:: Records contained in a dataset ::
+ + + + +

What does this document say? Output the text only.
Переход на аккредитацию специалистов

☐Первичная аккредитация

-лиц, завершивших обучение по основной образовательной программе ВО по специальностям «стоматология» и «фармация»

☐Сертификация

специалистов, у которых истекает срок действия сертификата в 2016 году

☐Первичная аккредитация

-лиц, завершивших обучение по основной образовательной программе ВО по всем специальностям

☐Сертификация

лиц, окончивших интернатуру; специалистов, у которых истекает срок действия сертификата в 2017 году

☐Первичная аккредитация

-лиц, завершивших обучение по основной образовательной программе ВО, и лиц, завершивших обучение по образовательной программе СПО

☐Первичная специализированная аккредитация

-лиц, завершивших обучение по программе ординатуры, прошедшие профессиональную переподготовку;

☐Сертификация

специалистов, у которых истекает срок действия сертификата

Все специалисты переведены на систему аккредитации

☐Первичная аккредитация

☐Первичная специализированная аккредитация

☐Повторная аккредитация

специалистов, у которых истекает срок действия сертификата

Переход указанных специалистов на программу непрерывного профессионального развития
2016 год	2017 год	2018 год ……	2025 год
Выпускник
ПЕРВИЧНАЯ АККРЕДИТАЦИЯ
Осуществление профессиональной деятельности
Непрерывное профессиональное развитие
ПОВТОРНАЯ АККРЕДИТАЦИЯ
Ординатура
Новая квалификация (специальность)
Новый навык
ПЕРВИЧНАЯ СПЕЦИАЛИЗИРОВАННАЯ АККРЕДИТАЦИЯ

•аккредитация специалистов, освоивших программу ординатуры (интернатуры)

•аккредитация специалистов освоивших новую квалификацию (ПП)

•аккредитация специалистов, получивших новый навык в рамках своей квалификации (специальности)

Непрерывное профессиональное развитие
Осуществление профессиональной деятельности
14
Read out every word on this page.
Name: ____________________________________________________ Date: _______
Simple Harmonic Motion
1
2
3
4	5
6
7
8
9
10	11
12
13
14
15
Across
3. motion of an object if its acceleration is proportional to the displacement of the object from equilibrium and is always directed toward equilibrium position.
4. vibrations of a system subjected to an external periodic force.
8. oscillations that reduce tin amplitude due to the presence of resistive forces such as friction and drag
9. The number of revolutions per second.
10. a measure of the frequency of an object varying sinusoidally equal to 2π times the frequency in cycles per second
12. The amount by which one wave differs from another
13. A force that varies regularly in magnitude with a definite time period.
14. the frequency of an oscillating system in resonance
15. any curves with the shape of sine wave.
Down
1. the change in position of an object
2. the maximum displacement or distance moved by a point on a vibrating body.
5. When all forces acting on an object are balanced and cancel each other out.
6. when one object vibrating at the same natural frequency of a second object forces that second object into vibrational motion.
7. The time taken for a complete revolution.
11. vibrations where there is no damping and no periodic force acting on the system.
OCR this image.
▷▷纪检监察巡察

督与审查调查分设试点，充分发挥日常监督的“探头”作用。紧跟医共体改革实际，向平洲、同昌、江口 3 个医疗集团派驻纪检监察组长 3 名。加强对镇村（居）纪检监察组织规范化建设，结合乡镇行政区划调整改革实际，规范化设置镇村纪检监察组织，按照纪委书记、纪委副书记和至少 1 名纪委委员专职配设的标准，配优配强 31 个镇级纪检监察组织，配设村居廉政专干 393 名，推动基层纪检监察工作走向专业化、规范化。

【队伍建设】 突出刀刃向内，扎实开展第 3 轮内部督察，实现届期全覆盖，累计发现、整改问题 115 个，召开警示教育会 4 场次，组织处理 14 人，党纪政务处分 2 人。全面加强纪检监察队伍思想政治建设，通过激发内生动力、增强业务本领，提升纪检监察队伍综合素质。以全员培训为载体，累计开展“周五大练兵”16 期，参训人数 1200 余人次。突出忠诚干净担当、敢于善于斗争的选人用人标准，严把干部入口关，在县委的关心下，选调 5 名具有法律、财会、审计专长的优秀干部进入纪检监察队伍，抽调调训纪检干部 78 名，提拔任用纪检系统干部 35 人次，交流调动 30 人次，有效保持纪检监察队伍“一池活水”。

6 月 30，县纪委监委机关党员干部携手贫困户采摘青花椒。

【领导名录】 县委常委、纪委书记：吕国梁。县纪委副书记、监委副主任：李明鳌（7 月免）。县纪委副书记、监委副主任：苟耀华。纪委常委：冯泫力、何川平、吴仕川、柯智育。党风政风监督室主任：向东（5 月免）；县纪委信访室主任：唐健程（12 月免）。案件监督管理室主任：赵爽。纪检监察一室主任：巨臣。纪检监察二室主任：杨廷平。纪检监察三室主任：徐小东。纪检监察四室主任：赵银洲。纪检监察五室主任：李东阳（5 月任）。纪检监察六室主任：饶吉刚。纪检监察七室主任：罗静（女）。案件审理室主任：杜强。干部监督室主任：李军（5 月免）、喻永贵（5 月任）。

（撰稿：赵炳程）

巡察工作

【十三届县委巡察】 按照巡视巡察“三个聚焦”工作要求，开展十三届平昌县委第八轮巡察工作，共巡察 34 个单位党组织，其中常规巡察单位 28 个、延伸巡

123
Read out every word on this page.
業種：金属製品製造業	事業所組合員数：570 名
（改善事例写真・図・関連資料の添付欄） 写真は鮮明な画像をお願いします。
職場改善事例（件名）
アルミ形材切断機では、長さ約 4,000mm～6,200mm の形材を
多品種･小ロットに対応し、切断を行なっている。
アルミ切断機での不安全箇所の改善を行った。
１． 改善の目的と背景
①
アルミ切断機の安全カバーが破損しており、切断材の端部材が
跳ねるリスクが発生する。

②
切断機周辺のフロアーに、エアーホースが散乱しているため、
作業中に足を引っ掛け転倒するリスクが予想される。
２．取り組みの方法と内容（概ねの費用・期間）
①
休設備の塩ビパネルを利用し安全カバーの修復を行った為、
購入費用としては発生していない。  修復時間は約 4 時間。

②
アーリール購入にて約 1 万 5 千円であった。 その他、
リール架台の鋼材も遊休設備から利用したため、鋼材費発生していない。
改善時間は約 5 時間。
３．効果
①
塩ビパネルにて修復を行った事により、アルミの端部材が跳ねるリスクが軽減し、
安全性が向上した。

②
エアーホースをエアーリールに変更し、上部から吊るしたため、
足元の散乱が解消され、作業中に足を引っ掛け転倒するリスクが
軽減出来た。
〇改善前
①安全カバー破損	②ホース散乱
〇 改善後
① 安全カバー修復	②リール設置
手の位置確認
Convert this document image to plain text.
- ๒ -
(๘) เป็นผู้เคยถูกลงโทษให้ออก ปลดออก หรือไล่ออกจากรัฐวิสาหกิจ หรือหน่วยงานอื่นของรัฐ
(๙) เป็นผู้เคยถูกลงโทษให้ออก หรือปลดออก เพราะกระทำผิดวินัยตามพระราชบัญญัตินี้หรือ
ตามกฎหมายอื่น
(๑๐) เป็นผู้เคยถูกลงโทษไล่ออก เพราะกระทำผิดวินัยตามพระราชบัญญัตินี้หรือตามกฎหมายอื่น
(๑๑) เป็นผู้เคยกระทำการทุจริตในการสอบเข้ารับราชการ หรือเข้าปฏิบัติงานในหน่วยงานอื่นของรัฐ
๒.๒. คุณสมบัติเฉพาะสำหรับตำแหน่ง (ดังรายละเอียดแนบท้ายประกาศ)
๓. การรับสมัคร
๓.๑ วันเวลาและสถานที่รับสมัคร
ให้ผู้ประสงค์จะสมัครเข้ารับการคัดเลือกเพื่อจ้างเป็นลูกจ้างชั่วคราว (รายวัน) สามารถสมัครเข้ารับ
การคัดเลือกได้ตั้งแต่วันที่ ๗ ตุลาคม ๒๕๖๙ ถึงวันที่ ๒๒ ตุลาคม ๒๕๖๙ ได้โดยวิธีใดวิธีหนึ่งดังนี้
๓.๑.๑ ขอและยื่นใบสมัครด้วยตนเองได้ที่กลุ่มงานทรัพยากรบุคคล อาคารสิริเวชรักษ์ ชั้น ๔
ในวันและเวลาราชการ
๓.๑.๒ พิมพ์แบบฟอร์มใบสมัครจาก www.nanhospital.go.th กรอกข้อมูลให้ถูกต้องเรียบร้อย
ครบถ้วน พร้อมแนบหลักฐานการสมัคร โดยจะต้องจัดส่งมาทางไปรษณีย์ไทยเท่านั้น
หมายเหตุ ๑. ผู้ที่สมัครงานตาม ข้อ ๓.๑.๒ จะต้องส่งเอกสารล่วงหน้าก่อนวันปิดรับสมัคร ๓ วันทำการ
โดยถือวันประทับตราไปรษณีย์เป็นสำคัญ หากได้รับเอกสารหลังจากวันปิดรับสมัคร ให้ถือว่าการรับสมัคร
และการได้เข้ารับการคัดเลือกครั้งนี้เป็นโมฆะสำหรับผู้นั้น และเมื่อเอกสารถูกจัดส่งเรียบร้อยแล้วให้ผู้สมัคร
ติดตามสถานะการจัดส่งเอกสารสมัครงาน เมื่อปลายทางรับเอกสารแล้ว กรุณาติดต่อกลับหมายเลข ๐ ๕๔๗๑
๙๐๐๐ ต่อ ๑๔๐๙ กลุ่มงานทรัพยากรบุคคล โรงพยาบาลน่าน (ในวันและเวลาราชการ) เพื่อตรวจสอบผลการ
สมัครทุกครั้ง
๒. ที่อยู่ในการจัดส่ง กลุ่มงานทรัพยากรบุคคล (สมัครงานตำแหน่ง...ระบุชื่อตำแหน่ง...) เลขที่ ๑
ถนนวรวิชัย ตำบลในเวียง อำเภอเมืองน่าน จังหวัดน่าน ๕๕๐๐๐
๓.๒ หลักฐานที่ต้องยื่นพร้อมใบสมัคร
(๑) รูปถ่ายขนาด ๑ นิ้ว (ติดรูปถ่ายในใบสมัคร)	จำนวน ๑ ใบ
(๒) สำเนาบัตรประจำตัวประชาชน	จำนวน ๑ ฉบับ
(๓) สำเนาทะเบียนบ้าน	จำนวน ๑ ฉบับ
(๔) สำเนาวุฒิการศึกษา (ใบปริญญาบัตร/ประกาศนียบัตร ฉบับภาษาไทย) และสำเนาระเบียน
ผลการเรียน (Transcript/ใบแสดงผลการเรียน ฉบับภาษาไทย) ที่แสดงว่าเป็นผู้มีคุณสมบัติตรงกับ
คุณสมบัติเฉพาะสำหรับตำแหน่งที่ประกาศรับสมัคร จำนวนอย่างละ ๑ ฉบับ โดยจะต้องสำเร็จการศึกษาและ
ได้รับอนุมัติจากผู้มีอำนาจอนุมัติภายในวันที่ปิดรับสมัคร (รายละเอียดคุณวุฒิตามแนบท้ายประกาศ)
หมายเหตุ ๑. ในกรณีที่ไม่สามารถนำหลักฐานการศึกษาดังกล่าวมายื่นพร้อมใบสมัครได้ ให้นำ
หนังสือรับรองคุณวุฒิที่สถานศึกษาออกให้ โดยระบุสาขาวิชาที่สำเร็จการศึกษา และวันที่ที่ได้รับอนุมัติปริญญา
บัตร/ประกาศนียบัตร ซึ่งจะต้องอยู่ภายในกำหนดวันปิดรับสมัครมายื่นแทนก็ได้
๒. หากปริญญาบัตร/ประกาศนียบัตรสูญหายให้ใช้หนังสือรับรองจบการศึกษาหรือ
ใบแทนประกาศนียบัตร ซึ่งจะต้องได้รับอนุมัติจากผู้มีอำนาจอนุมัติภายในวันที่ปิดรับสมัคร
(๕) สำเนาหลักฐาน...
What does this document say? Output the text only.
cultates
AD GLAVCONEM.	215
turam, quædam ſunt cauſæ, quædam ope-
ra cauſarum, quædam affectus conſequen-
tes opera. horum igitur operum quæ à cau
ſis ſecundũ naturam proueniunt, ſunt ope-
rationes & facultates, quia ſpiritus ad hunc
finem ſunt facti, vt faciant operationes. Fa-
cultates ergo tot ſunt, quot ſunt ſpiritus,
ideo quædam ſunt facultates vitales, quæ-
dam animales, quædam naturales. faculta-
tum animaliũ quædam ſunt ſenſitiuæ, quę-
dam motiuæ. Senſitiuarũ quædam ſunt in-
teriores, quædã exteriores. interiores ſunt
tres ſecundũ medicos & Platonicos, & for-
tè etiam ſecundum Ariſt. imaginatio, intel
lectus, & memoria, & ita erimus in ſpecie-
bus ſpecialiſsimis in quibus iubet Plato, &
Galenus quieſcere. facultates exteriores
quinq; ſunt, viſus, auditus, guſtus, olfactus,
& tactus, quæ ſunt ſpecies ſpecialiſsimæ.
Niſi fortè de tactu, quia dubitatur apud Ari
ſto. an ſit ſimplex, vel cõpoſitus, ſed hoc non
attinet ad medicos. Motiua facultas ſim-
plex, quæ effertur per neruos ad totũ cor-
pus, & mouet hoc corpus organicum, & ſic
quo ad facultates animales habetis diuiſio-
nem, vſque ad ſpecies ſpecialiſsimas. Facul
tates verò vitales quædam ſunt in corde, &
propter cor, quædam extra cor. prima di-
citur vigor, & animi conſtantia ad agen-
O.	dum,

+ + + + +

:: Written request ::
Copy every line of the data that holds the string "ญญาบ".

:: Solved exercise ::
(๔) สำเนาวุฒิการศึกษา (ใบปริญญาบัตร/ประกาศนียบัตร ฉบับภาษาไทย) และสำเนาระเบียน
๒. หากปริญญาบัตร/ประกาศนียบัตรสูญหายให้ใช้หนังสือรับรองจบการศึกษาหรือ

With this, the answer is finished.